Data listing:
#####
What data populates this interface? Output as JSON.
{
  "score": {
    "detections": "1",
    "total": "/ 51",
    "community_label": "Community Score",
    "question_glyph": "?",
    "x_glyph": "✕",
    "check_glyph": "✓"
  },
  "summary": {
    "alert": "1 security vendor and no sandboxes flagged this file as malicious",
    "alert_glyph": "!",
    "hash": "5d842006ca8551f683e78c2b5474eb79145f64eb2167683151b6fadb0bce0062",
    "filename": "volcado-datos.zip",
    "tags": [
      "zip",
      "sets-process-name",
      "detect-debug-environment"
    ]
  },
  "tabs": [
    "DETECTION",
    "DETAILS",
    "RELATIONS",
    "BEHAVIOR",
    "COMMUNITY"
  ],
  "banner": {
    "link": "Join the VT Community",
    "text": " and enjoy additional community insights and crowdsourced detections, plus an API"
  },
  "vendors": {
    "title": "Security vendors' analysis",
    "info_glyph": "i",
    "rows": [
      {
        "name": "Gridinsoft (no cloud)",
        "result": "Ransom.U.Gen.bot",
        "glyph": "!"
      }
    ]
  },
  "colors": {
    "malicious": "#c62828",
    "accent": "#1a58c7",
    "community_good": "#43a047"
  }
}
#####
Challenge: All of the lines above need to be given again exactly.

Result for this exercise:
What data populates this interface? Output as JSON.
{
  "score": {
    "detections": "1",
    "total": "/ 51",
    "community_label": "Community Score",
    "question_glyph": "?",
    "x_glyph": "✕",
    "check_glyph": "✓"
  },
  "summary": {
    "alert": "1 security vendor and no sandboxes flagged this file as malicious",
    "alert_glyph": "!",
    "hash": "5d842006ca8551f683e78c2b5474eb79145f64eb2167683151b6fadb0bce0062",
    "filename": "volcado-datos.zip",
    "tags": [
      "zip",
      "sets-process-name",
      "detect-debug-environment"
    ]
  },
  "tabs": [
    "DETECTION",
    "DETAILS",
    "RELATIONS",
    "BEHAVIOR",
    "COMMUNITY"
  ],
  "banner": {
    "link": "Join the VT Community",
    "text": " and enjoy additional community insights and crowdsourced detections, plus an API"
  },
  "vendors": {
    "title": "Security vendors' analysis",
    "info_glyph": "i",
    "rows": [
      {
        "name": "Gridinsoft (no cloud)",
        "result": "Ransom.U.Gen.bot",
        "glyph": "!"
      }
    ]
  },
  "colors": {
    "malicious": "#c62828",
    "accent": "#1a58c7",
    "community_good": "#43a047"
  }
}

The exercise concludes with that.